Exercise details: Where a line in the listing below contains the word "Thierry", copy that line.

[Stored items]
━━━

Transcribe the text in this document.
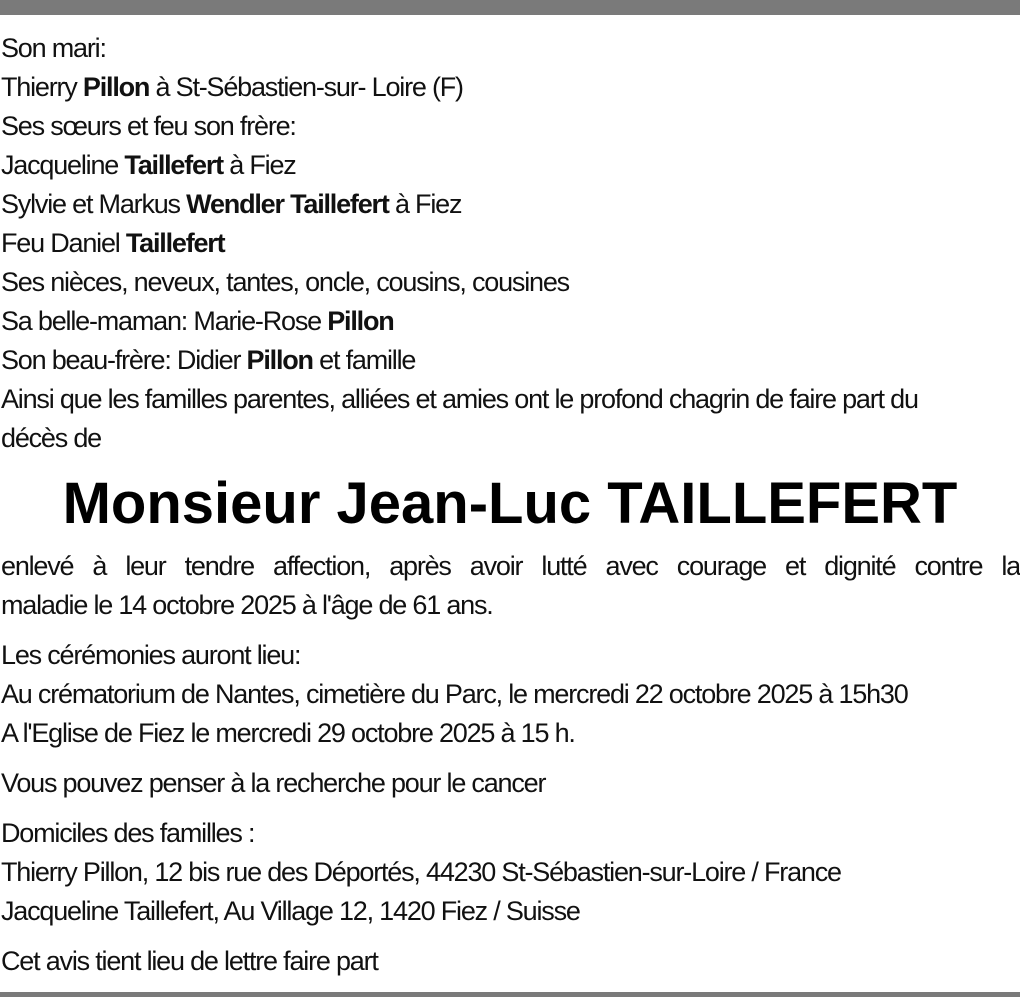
Son mari:
Thierry Pillon à St-Sébastien-sur- Loire (F)
Ses sœurs et feu son frère:
Jacqueline Taillefert à Fiez
Sylvie et Markus Wendler Taillefert à Fiez
Feu Daniel Taillefert
Ses nièces, neveux, tantes, oncle, cousins, cousines
Sa belle-maman: Marie-Rose Pillon
Son beau-frère: Didier Pillon et famille
Ainsi que les familles parentes, alliées et amies ont le profond chagrin de faire part du
décès de
Monsieur Jean-Luc TAILLEFERT
enlevé à leur tendre affection, après avoir lutté avec courage et dignité contre la
maladie le 14 octobre 2025 à l'âge de 61 ans.
Les cérémonies auront lieu:
Au crématorium de Nantes, cimetière du Parc, le mercredi 22 octobre 2025 à 15h30
A l'Eglise de Fiez le mercredi 29 octobre 2025 à 15 h.
Vous pouvez penser à la recherche pour le cancer
Domiciles des familles :
Thierry Pillon, 12 bis rue des Déportés, 44230 St-Sébastien-sur-Loire / France
Jacqueline Taillefert, Au Village 12, 1420 Fiez / Suisse
Cet avis tient lieu de lettre faire part
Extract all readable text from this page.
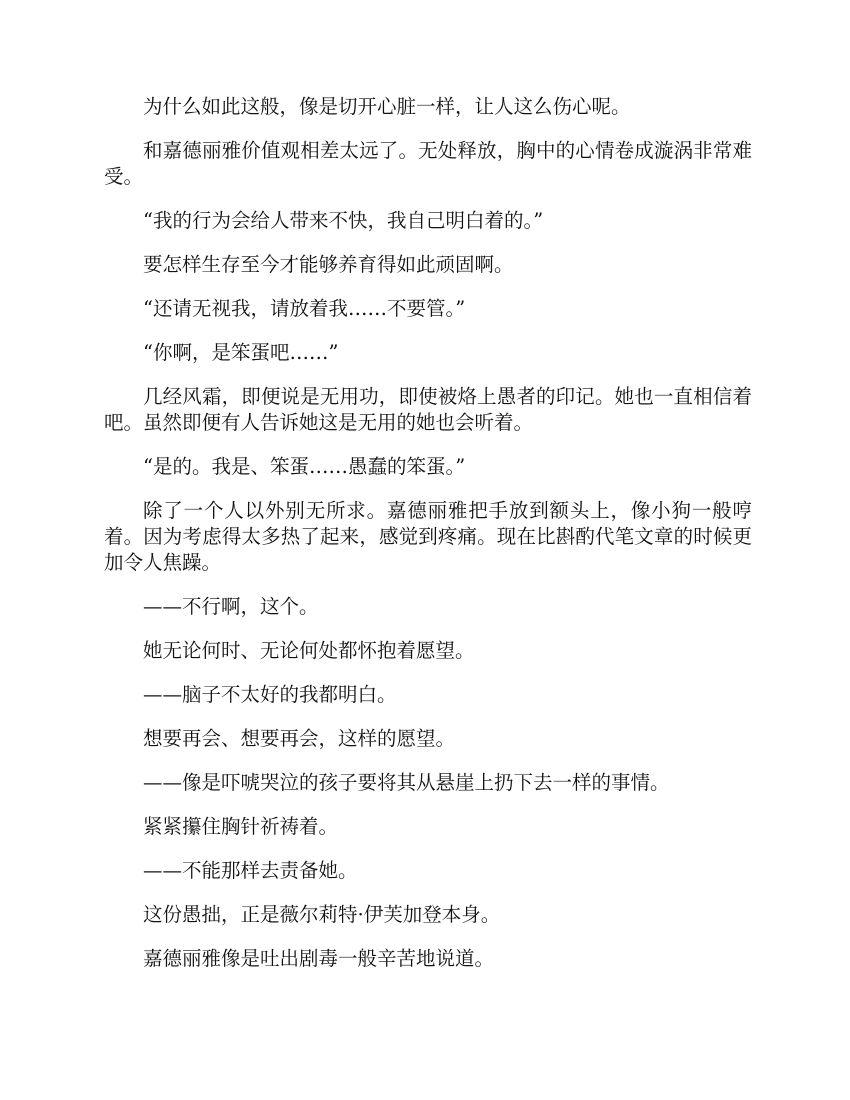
为什么如此这般，像是切开心脏一样，让人这么伤心呢。

和嘉德丽雅价值观相差太远了。无处释放，胸中的心情卷成漩涡非常难受。

“我的行为会给人带来不快，我自己明白着的。”

要怎样生存至今才能够养育得如此顽固啊。

“还请无视我，请放着我……不要管。”

“你啊，是笨蛋吧……”

几经风霜，即便说是无用功，即使被烙上愚者的印记。她也一直相信着吧。虽然即便有人告诉她这是无用的她也会听着。

“是的。我是、笨蛋……愚蠢的笨蛋。”

除了一个人以外别无所求。嘉德丽雅把手放到额头上，像小狗一般哼着。因为考虑得太多热了起来，感觉到疼痛。现在比斟酌代笔文章的时候更加令人焦躁。

——不行啊，这个。

她无论何时、无论何处都怀抱着愿望。

——脑子不太好的我都明白。

想要再会、想要再会，这样的愿望。

——像是吓唬哭泣的孩子要将其从悬崖上扔下去一样的事情。

紧紧攥住胸针祈祷着。

——不能那样去责备她。

这份愚拙，正是薇尔莉特·伊芙加登本身。

嘉德丽雅像是吐出剧毒一般辛苦地说道。
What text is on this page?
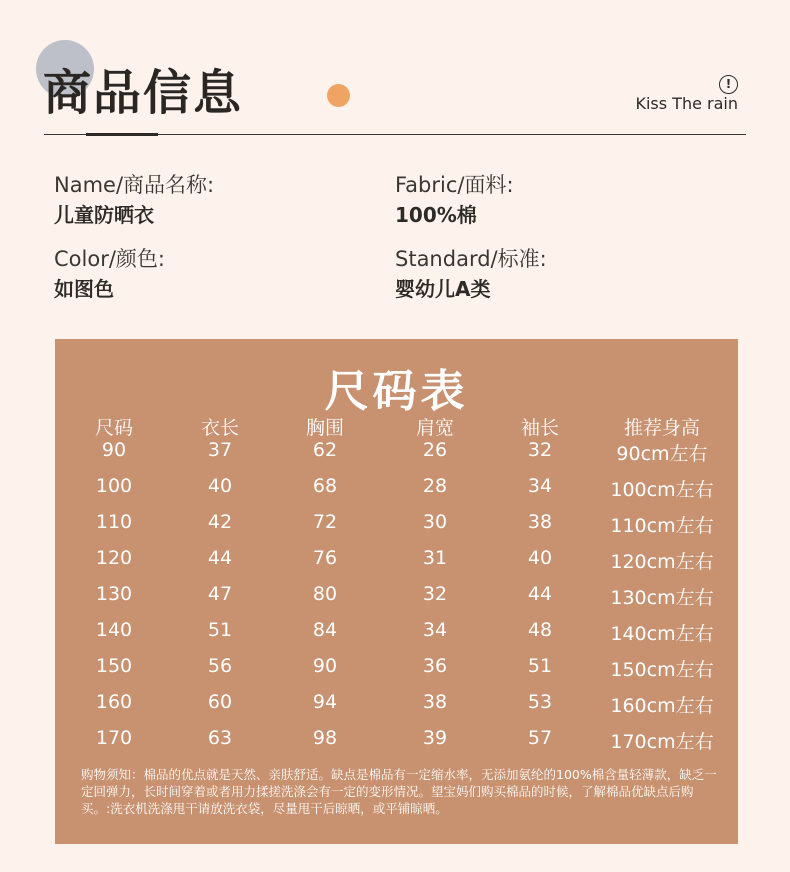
商品信息	!
Kiss The rain
Name/商品名称:
儿童防晒衣
Fabric/面料:
100%棉
Color/颜色:
如图色
Standard/标准:
婴幼儿A类
尺码表
尺码	衣长	胸围	肩宽	袖长	推荐身高
90	37	62	26	32	90cm左右
100	40	68	28	34	100cm左右
110	42	72	30	38	110cm左右
120	44	76	31	40	120cm左右
130	47	80	32	44	130cm左右
140	51	84	34	48	140cm左右
150	56	90	36	51	150cm左右
160	60	94	38	53	160cm左右
170	63	98	39	57	170cm左右
购物须知：棉品的优点就是天然、亲肤舒适。缺点是棉品有一定缩水率，无添加氨纶的100%棉含量轻薄款，缺乏一定回弹力，长时间穿着或者用力揉搓洗涤会有一定的变形情况。望宝妈们购买棉品的时候，了解棉品优缺点后购买。:洗衣机洗涤甩干请放洗衣袋，尽量甩干后晾晒，或平铺晾晒。
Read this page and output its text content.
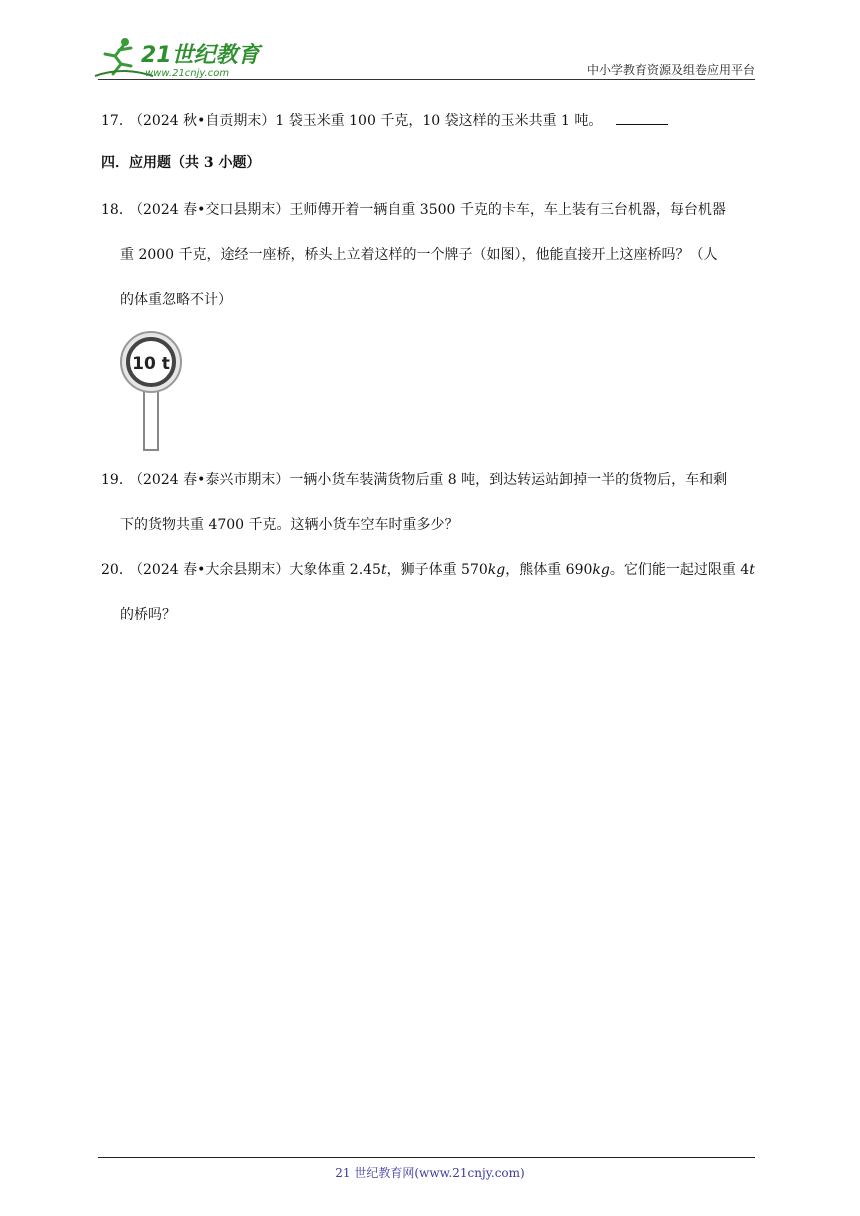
21世纪教育
www.21cnjy.com	中小学教育资源及组卷应用平台
17．（2024 秋•自贡期末）1 袋玉米重 100 千克，10 袋这样的玉米共重 1 吨。
四．应用题（共 3 小题）
18．（2024 春•交口县期末）王师傅开着一辆自重 3500 千克的卡车，车上装有三台机器，每台机器
重 2000 千克，途经一座桥，桥头上立着这样的一个牌子（如图），他能直接开上这座桥吗？（人
的体重忽略不计）
10 t
19．（2024 春•泰兴市期末）一辆小货车装满货物后重 8 吨，到达转运站卸掉一半的货物后，车和剩
下的货物共重 4700 千克。这辆小货车空车时重多少？
20．（2024 春•大余县期末）大象体重 2.45t，狮子体重 570kg，熊体重 690kg。它们能一起过限重 4t
的桥吗？
21 世纪教育网(www.21cnjy.com)
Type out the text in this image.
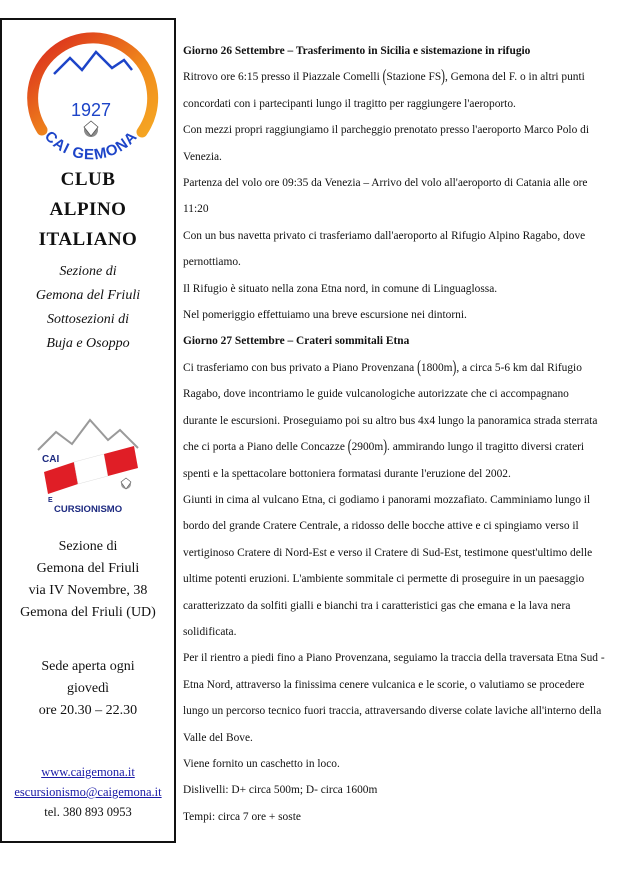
1927
CAI GEMONA
CLUB
ALPINO
ITALIANO
Sezione di
Gemona del Friuli
Sottosezioni di
Buja e Osoppo
CAI
E
CURSIONISMO
Sezione di
Gemona del Friuli
via IV Novembre, 38
Gemona del Friuli (UD)
Sede aperta ogni
giovedì
ore 20.30 – 22.30
www.caigemona.it
escursionismo@caigemona.it
tel. 380 893 0953

Giorno 26 Settembre – Trasferimento in Sicilia e sistemazione in rifugio

Ritrovo ore 6:15 presso il Piazzale Comelli (Stazione FS), Gemona del F. o in altri punti concordati con i partecipanti lungo il tragitto per raggiungere l'aeroporto.

Con mezzi propri raggiungiamo il parcheggio prenotato presso l'aeroporto Marco Polo di Venezia.

Partenza del volo ore 09:35 da Venezia – Arrivo del volo all'aeroporto di Catania alle ore 11:20

Con un bus navetta privato ci trasferiamo dall'aeroporto al Rifugio Alpino Ragabo, dove pernottiamo.

Il Rifugio è situato nella zona Etna nord, in comune di Linguaglossa.

Nel pomeriggio effettuiamo una breve escursione nei dintorni.

Giorno 27 Settembre – Crateri sommitali Etna

Ci trasferiamo con bus privato a Piano Provenzana (1800m), a circa 5-6 km dal Rifugio Ragabo, dove incontriamo le guide vulcanologiche autorizzate che ci accompagnano durante le escursioni. Proseguiamo poi su altro bus 4x4 lungo la panoramica strada sterrata che ci porta a Piano delle Concazze (2900m). ammirando lungo il tragitto diversi crateri spenti e la spettacolare bottoniera formatasi durante l'eruzione del 2002.

Giunti in cima al vulcano Etna, ci godiamo i panorami mozzafiato. Camminiamo lungo il bordo del grande Cratere Centrale, a ridosso delle bocche attive e ci spingiamo verso il vertiginoso Cratere di Nord-Est e verso il Cratere di Sud-Est, testimone quest'ultimo delle ultime potenti eruzioni. L'ambiente sommitale ci permette di proseguire in un paesaggio caratterizzato da solfiti gialli e bianchi tra i caratteristici gas che emana e la lava nera solidificata.

Per il rientro a piedi fino a Piano Provenzana, seguiamo la traccia della traversata Etna Sud -Etna Nord, attraverso la finissima cenere vulcanica e le scorie, o valutiamo se procedere lungo un percorso tecnico fuori traccia, attraversando diverse colate laviche all'interno della Valle del Bove.

Viene fornito un caschetto in loco.

Dislivelli: D+ circa 500m; D- circa 1600m

Tempi: circa 7 ore + soste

━━━

Answer to this problem:
Thierry Pillon à St-Sébastien-sur- Loire (F)
Thierry Pillon, 12 bis rue des Déportés, 44230 St-Sébastien-sur-Loire / France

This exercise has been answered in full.